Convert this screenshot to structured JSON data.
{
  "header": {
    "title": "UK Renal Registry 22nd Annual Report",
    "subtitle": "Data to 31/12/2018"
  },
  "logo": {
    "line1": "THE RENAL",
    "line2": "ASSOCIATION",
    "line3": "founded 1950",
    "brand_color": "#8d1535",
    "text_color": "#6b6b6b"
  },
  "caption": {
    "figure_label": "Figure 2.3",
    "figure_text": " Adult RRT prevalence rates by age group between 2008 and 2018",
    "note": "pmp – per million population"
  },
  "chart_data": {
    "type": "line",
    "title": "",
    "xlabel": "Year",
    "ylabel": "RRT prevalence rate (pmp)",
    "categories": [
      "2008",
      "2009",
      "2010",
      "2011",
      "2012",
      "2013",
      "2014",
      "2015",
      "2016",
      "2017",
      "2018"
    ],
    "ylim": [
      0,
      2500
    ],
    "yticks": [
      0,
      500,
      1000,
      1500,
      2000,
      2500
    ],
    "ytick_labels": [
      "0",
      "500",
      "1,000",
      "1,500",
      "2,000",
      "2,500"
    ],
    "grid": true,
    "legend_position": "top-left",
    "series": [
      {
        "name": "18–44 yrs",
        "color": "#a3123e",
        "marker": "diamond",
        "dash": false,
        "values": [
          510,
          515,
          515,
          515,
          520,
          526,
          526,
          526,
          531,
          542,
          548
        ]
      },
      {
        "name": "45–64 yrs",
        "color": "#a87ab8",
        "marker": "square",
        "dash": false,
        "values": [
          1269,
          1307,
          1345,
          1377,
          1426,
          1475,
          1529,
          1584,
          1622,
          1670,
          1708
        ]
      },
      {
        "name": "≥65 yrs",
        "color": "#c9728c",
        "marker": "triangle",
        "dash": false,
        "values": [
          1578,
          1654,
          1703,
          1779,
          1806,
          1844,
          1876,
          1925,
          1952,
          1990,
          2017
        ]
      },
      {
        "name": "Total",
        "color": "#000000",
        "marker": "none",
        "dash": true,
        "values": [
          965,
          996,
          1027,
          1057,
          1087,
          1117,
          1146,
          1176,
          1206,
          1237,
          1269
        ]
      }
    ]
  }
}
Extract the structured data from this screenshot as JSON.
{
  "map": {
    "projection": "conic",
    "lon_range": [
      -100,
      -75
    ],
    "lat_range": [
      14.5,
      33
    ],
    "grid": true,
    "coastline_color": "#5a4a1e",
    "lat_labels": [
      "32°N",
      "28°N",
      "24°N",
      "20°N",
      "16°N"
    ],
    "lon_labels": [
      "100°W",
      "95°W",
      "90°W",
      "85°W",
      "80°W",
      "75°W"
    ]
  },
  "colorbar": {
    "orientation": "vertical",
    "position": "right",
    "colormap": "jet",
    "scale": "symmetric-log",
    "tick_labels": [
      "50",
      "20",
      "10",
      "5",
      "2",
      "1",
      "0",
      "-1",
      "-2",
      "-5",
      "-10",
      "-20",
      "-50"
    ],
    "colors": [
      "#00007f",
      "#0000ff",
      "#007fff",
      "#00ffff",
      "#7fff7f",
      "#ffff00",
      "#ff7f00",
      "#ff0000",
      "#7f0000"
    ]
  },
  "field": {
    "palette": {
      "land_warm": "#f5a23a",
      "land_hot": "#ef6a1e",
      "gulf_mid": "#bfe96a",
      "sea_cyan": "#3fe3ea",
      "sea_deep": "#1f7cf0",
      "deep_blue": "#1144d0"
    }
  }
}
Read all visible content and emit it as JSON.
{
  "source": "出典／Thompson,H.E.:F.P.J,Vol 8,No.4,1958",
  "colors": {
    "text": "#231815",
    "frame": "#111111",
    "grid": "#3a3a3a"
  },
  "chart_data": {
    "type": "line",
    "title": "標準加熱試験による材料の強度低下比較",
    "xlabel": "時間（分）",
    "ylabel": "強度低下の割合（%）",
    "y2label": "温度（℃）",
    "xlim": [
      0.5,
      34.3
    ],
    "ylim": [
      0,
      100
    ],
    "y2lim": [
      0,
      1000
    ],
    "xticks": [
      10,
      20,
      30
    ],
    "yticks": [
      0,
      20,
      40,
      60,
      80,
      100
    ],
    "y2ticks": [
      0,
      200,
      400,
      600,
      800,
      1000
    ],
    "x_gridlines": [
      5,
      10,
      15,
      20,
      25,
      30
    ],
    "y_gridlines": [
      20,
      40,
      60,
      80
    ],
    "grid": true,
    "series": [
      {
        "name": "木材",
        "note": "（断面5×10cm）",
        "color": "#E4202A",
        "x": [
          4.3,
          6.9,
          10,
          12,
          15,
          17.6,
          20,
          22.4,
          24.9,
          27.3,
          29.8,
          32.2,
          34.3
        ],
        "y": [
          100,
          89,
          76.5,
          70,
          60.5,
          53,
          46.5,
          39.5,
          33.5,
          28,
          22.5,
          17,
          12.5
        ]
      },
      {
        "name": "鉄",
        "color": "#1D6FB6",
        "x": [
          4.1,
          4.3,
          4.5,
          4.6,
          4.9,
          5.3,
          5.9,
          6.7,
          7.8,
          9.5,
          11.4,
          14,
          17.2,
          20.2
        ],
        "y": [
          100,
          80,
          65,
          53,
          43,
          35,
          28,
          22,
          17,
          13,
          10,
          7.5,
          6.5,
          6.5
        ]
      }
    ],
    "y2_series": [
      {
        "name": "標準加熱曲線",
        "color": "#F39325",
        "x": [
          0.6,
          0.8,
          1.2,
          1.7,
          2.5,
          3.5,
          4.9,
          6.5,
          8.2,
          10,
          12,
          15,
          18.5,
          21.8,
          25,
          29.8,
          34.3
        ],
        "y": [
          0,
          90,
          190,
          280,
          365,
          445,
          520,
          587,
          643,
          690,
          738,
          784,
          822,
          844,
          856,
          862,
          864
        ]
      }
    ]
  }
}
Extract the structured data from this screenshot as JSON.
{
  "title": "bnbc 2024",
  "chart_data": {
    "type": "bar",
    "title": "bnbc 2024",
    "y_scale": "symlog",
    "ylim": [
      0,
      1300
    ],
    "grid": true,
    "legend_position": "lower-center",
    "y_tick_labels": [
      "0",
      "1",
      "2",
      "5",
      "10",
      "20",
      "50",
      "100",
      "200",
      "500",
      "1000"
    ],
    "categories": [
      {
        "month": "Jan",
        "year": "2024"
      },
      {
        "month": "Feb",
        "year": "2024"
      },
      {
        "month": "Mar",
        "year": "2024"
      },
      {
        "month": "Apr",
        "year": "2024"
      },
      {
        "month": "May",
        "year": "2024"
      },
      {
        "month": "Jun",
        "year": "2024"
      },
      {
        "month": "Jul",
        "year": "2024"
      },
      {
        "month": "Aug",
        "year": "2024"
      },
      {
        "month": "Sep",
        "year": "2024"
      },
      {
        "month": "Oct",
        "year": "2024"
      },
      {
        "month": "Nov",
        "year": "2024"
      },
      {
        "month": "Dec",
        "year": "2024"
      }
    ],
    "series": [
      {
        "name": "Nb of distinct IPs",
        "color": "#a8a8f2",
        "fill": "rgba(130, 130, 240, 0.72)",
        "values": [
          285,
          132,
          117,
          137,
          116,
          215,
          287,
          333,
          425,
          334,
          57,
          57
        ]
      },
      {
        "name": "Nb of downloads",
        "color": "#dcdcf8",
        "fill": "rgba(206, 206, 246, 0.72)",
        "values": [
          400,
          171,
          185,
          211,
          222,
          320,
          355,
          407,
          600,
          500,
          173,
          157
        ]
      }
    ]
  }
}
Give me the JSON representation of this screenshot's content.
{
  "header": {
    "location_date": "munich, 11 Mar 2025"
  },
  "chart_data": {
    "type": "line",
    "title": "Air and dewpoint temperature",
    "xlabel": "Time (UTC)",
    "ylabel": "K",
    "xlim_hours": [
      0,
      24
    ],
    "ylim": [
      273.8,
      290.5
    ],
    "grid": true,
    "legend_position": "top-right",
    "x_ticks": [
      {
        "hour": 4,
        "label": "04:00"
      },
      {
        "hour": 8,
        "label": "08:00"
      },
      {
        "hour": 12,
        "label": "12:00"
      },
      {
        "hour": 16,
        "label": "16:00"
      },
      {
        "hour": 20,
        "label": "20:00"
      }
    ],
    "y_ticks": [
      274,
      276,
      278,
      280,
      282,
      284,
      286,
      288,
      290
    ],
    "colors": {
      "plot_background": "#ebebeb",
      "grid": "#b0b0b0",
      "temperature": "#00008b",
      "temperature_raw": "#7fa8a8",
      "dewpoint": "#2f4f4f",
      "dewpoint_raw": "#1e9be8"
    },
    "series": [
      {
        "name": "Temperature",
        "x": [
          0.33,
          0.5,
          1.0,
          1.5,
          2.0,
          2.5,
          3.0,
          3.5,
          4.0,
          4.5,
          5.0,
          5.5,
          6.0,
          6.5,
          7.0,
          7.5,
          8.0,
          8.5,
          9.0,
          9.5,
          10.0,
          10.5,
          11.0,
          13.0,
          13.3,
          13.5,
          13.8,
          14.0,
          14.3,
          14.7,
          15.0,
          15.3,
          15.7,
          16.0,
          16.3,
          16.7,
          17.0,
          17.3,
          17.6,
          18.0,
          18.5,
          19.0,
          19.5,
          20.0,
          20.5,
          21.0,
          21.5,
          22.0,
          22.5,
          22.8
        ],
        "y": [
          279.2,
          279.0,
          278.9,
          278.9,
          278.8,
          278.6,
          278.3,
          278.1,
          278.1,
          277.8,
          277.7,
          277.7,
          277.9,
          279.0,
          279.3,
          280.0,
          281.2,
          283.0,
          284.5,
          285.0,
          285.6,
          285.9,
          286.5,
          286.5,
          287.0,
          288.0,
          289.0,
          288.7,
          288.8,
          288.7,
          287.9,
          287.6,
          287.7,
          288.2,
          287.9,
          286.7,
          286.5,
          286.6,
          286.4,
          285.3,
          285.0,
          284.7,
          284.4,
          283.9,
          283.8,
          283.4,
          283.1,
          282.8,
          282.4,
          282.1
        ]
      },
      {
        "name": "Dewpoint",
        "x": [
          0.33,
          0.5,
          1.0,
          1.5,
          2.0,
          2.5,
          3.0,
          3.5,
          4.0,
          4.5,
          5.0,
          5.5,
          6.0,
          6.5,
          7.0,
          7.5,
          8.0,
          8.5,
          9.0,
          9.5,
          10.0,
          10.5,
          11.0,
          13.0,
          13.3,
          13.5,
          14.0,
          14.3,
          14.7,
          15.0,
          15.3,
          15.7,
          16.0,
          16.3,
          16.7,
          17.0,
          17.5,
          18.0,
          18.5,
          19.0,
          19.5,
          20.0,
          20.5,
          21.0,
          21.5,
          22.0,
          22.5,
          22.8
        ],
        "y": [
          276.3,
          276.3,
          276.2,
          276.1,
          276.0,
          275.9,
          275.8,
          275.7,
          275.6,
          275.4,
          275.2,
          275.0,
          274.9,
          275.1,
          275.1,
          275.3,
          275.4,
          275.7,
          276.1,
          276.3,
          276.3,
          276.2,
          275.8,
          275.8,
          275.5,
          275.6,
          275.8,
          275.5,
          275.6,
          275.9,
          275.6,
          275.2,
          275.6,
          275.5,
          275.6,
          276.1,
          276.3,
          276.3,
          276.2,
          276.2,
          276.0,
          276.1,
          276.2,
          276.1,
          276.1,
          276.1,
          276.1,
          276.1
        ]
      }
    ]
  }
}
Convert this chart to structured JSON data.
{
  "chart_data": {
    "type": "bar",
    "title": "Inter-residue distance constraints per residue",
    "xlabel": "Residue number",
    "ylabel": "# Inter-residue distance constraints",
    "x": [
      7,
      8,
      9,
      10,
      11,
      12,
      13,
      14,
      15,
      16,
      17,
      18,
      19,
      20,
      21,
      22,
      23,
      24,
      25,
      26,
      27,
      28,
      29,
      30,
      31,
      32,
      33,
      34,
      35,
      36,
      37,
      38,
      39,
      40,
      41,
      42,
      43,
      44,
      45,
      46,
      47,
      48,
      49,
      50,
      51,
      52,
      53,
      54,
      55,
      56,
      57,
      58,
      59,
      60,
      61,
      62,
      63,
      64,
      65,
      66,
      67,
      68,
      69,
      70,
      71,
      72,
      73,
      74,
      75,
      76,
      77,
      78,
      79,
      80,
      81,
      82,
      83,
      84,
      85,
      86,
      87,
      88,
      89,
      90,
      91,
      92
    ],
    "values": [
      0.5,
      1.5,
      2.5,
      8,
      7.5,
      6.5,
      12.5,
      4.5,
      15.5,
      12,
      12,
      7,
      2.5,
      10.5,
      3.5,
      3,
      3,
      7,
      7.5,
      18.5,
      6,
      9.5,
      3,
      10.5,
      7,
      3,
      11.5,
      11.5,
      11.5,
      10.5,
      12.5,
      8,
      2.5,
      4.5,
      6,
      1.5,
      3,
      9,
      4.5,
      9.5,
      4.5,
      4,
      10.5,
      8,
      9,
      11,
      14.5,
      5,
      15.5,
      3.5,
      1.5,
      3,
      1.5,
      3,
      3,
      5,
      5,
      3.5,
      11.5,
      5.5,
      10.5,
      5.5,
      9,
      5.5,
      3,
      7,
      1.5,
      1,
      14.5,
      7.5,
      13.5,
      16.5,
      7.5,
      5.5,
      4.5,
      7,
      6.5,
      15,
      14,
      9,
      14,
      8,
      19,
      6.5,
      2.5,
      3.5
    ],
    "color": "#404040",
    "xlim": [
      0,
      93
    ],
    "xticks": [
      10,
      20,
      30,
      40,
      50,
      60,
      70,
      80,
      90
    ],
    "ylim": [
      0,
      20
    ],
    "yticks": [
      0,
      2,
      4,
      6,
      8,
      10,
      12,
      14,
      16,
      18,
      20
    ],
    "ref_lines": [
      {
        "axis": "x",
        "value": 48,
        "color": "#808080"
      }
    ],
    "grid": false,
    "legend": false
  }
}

□ □ □

▶ [PROBLEM REQUIREMENTS] Which lines contain the word "Convert"? Return each of them.

▶ [SOLUTION]
Convert this screenshot to structured JSON data.
Convert this chart to structured JSON data.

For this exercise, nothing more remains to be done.